[start RECORDS]

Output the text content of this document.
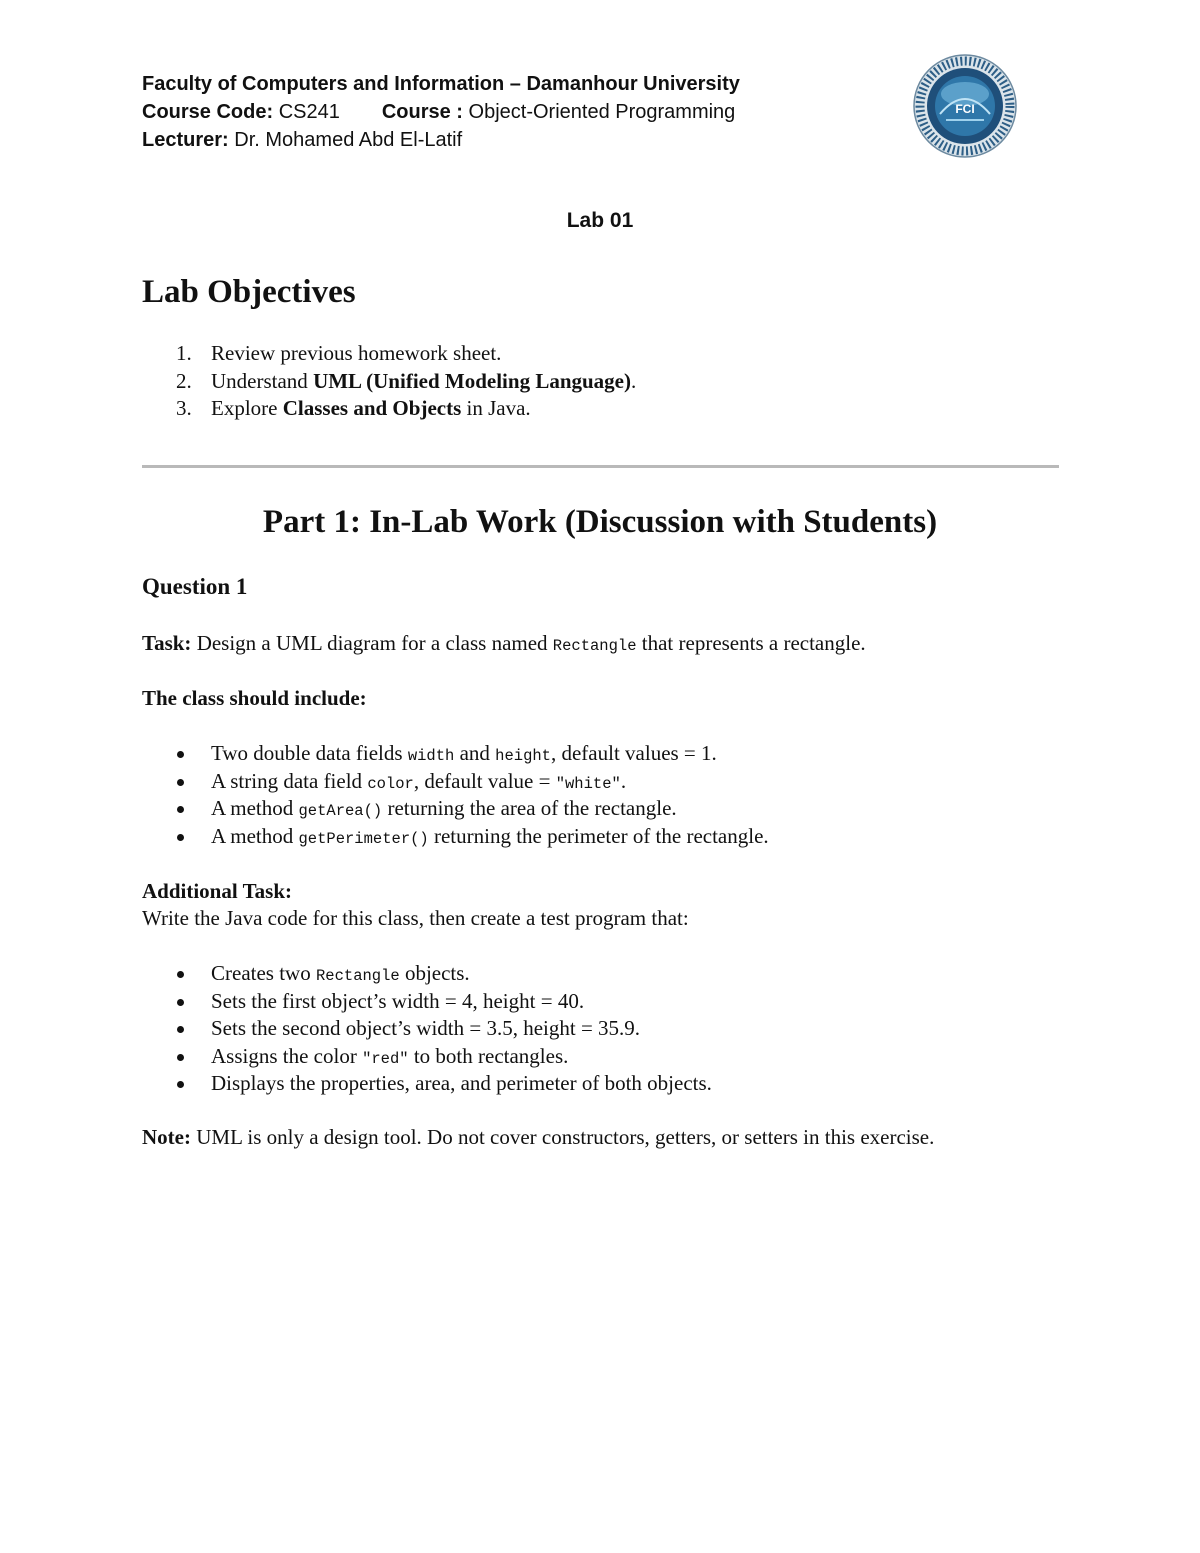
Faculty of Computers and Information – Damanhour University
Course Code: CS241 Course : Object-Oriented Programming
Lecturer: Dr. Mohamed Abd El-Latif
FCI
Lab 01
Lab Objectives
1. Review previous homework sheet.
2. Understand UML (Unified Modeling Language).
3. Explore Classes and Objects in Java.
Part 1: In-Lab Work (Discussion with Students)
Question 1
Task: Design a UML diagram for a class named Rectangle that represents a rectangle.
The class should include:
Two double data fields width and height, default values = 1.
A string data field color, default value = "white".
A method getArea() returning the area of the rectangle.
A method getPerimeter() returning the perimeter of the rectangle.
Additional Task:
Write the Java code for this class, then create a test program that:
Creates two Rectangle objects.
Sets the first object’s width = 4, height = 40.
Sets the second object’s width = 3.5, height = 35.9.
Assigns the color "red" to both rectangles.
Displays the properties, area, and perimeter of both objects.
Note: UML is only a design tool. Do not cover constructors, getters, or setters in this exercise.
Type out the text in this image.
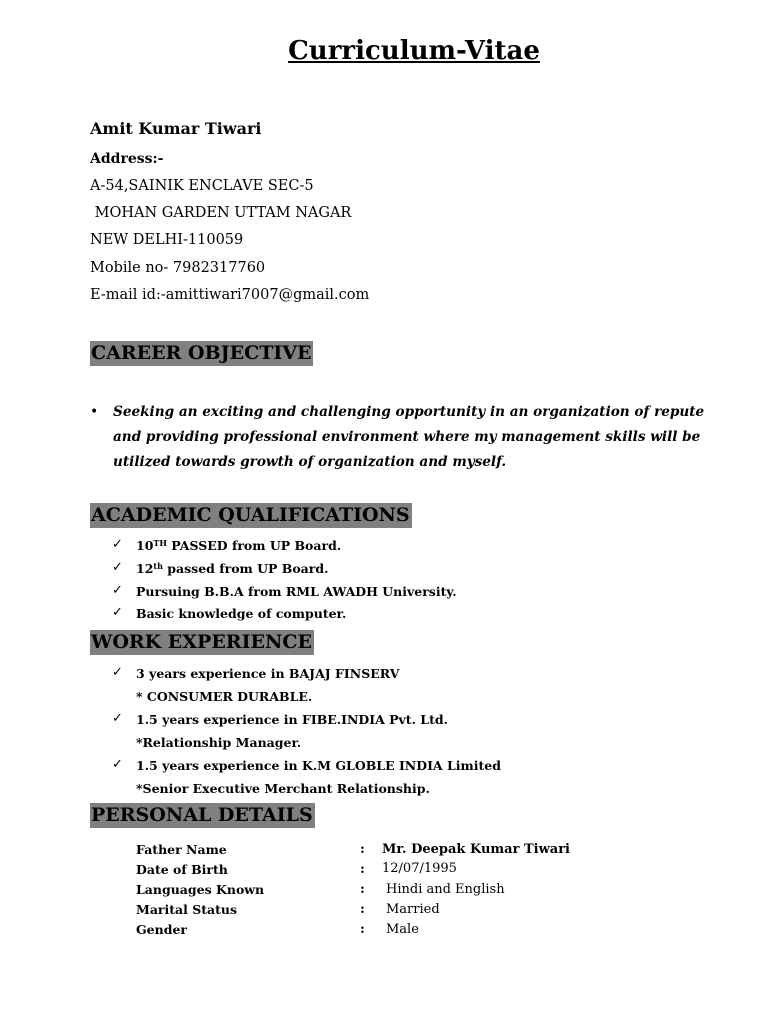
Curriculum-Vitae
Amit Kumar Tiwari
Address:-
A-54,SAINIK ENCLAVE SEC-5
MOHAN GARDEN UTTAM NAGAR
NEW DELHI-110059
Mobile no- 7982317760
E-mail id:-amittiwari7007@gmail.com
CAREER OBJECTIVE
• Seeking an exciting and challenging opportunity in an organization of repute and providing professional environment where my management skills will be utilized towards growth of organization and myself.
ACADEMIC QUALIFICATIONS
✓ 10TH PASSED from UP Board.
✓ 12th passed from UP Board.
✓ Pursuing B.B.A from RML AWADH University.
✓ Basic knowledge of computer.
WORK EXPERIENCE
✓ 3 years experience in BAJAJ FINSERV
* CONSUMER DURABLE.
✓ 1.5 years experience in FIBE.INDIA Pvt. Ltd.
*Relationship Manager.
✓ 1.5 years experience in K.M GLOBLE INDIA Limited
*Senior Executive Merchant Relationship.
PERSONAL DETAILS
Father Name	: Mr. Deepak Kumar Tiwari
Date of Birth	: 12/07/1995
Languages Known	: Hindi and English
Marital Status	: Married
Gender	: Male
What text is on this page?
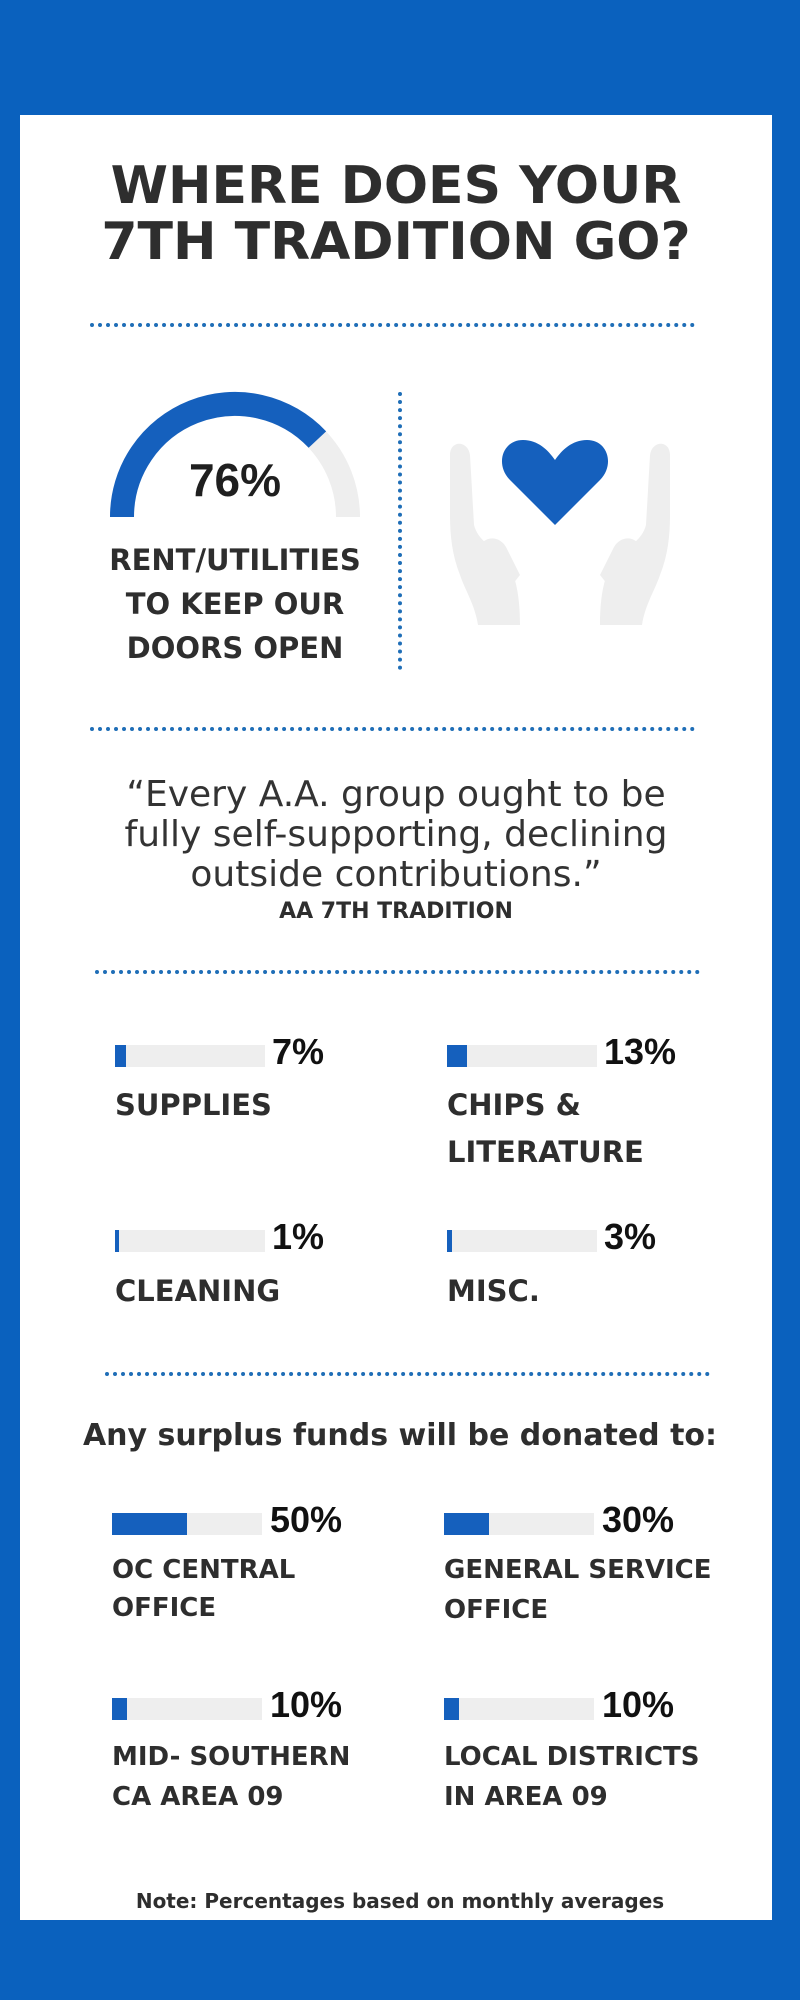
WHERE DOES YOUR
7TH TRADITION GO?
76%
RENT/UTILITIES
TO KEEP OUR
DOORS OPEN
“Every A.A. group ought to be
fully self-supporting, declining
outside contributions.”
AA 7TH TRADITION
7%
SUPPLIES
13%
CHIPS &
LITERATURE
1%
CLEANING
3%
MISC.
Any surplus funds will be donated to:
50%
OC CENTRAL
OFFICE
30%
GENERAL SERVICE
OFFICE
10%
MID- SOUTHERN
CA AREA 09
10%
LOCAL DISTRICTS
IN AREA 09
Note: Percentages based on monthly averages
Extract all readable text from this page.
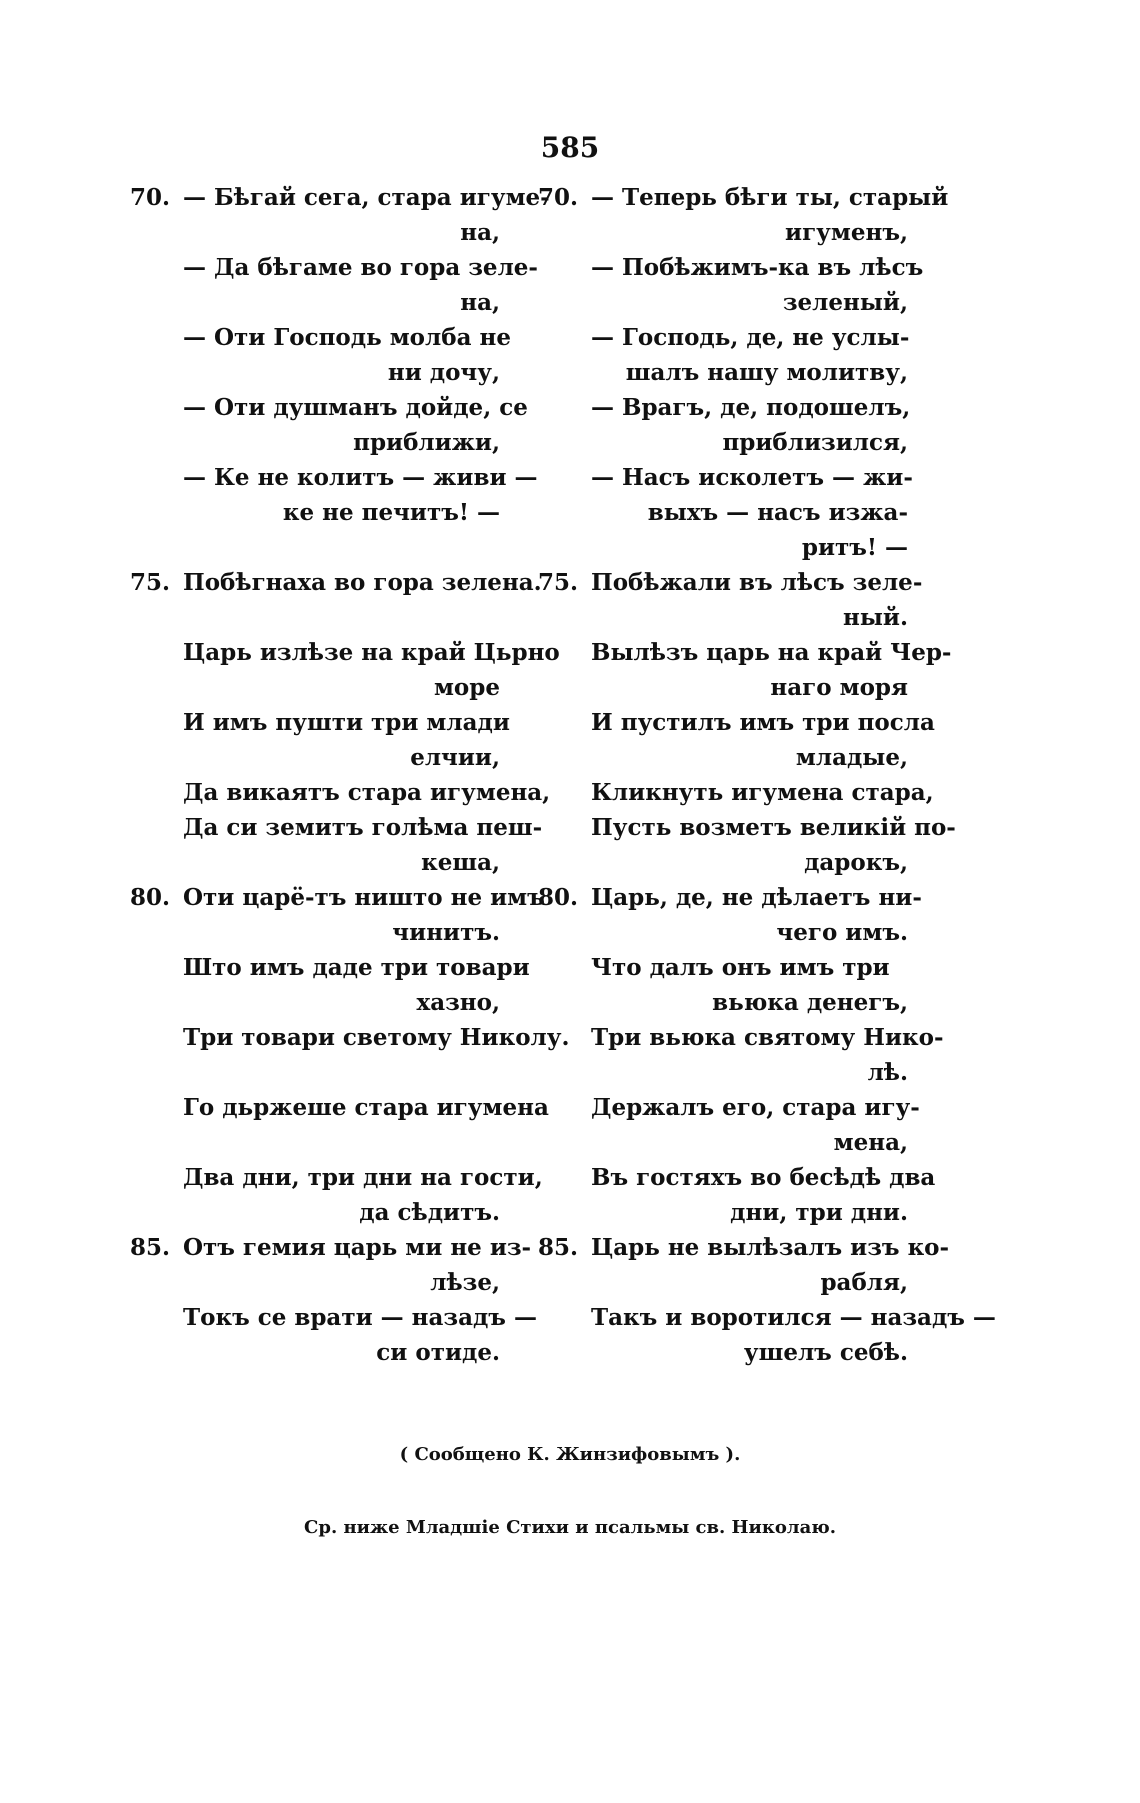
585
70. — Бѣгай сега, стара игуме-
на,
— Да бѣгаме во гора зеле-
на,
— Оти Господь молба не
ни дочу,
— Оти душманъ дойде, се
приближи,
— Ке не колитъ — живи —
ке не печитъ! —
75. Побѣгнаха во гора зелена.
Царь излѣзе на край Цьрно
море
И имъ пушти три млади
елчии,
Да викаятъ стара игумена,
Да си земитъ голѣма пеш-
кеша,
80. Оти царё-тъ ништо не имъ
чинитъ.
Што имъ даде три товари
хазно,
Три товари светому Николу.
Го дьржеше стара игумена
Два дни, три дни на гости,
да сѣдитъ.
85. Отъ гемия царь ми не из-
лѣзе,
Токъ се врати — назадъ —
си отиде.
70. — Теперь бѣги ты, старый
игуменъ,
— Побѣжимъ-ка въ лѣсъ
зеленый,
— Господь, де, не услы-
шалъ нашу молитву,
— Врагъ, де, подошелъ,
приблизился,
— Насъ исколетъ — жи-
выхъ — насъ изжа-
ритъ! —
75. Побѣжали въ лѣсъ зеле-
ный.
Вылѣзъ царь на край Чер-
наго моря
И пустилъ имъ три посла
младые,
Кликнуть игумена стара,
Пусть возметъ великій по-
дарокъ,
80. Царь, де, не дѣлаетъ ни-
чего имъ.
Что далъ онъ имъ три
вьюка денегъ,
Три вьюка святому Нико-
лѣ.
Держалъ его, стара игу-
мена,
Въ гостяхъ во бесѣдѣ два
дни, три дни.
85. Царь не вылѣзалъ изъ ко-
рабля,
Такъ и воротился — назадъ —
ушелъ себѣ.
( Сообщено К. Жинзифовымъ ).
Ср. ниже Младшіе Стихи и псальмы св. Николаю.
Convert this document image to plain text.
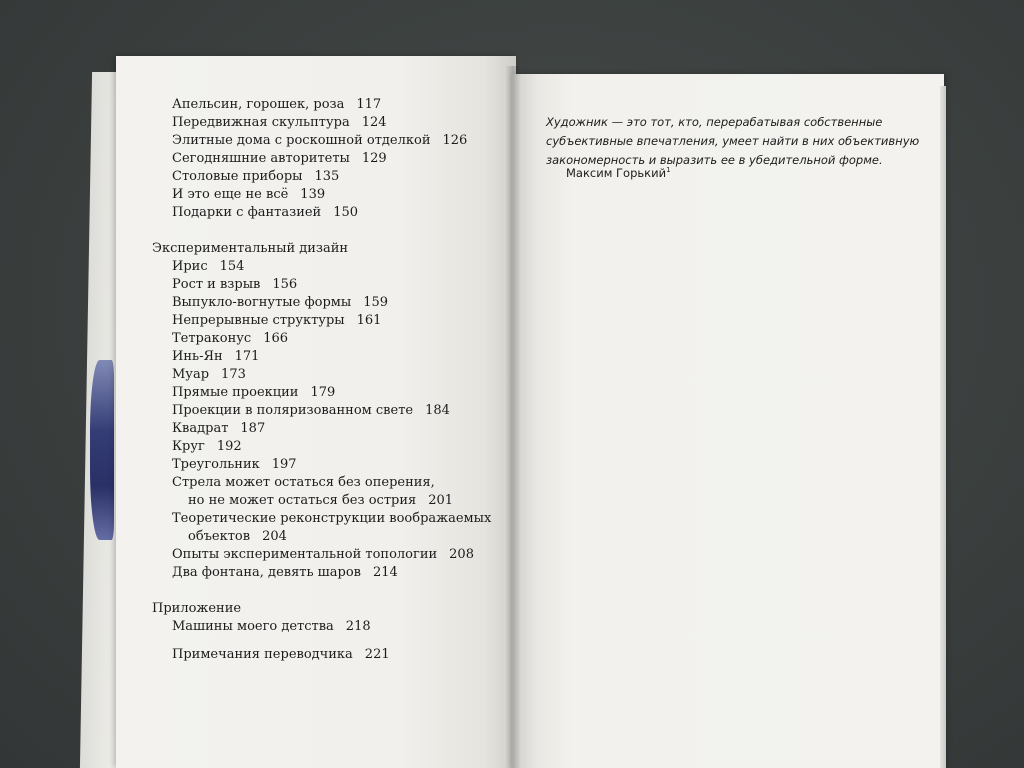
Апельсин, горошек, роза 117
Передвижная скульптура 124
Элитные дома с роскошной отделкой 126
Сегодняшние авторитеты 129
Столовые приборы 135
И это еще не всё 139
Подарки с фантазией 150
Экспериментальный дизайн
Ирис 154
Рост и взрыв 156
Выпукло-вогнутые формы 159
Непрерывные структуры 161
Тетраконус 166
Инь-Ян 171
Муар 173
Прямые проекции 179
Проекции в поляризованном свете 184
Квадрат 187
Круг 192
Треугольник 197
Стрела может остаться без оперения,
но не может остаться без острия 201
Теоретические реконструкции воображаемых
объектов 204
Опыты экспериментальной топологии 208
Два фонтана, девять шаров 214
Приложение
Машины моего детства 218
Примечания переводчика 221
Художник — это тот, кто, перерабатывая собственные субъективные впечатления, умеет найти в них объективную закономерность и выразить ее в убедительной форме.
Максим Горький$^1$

[end RECORDS]

= WHAT IS ASKED =
List all lines holding the string "остаться".

= IN RESPONSE =
Стрела может остаться без оперения,
но не может остаться без острия 201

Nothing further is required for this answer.